Directive:
Omit every picture, then give all the entries again exactly.

Records for the exercise:
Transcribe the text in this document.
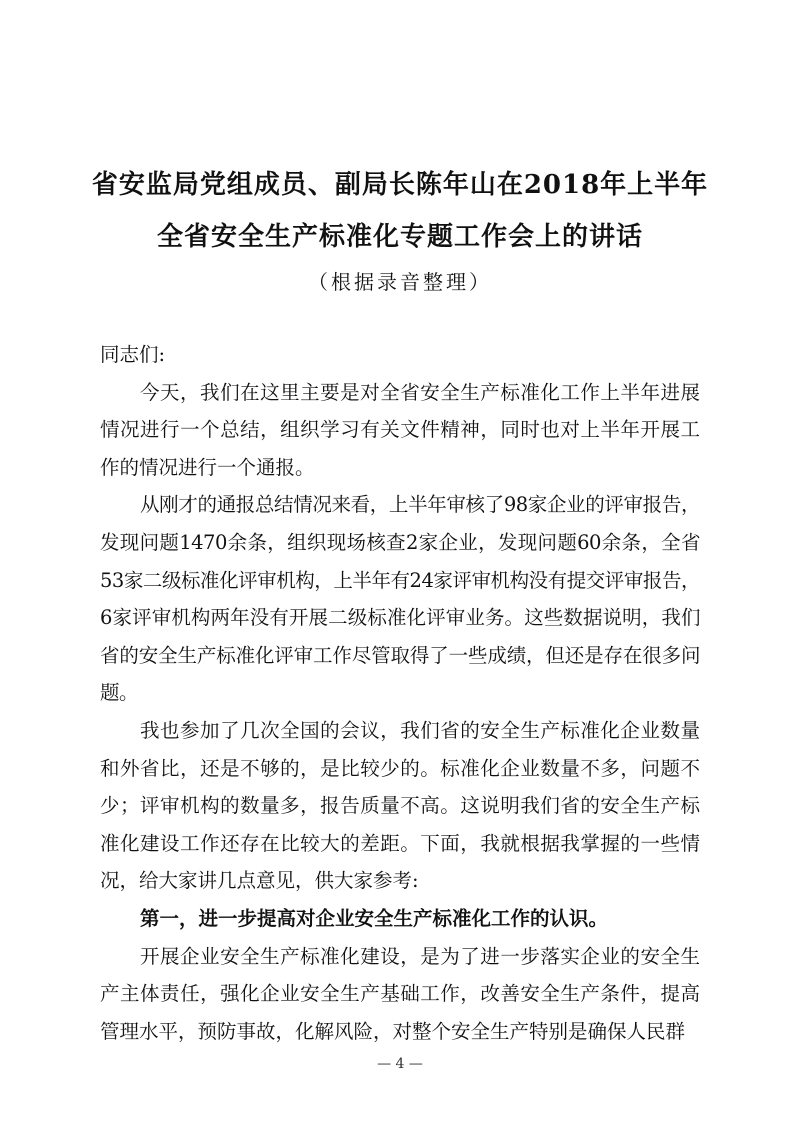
省安监局党组成员、副局长陈年山在2018年上半年
全省安全生产标准化专题工作会上的讲话
（根据录音整理）

同志们:

今天，我们在这里主要是对全省安全生产标准化工作上半年进展情况进行一个总结，组织学习有关文件精神，同时也对上半年开展工作的情况进行一个通报。

从刚才的通报总结情况来看，上半年审核了98家企业的评审报告，发现问题1470余条，组织现场核查2家企业，发现问题60余条，全省53家二级标准化评审机构，上半年有24家评审机构没有提交评审报告，6家评审机构两年没有开展二级标准化评审业务。这些数据说明，我们省的安全生产标准化评审工作尽管取得了一些成绩，但还是存在很多问题。

我也参加了几次全国的会议，我们省的安全生产标准化企业数量和外省比，还是不够的，是比较少的。标准化企业数量不多，问题不少；评审机构的数量多，报告质量不高。这说明我们省的安全生产标准化建设工作还存在比较大的差距。下面，我就根据我掌握的一些情况，给大家讲几点意见，供大家参考:

第一，进一步提高对企业安全生产标准化工作的认识。

开展企业安全生产标准化建设，是为了进一步落实企业的安全生产主体责任，强化企业安全生产基础工作，改善安全生产条件，提高管理水平，预防事故，化解风险，对整个安全生产特别是确保人民群

— 4 —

Solution to this task:
Transcribe the text in this document.
省安监局党组成员、副局长陈年山在2018年上半年
全省安全生产标准化专题工作会上的讲话
（根据录音整理）

同志们:

今天，我们在这里主要是对全省安全生产标准化工作上半年进展情况进行一个总结，组织学习有关文件精神，同时也对上半年开展工作的情况进行一个通报。

从刚才的通报总结情况来看，上半年审核了98家企业的评审报告，发现问题1470余条，组织现场核查2家企业，发现问题60余条，全省53家二级标准化评审机构，上半年有24家评审机构没有提交评审报告，6家评审机构两年没有开展二级标准化评审业务。这些数据说明，我们省的安全生产标准化评审工作尽管取得了一些成绩，但还是存在很多问题。

我也参加了几次全国的会议，我们省的安全生产标准化企业数量和外省比，还是不够的，是比较少的。标准化企业数量不多，问题不少；评审机构的数量多，报告质量不高。这说明我们省的安全生产标准化建设工作还存在比较大的差距。下面，我就根据我掌握的一些情况，给大家讲几点意见，供大家参考:

第一，进一步提高对企业安全生产标准化工作的认识。

开展企业安全生产标准化建设，是为了进一步落实企业的安全生产主体责任，强化企业安全生产基础工作，改善安全生产条件，提高管理水平，预防事故，化解风险，对整个安全生产特别是确保人民群

— 4 —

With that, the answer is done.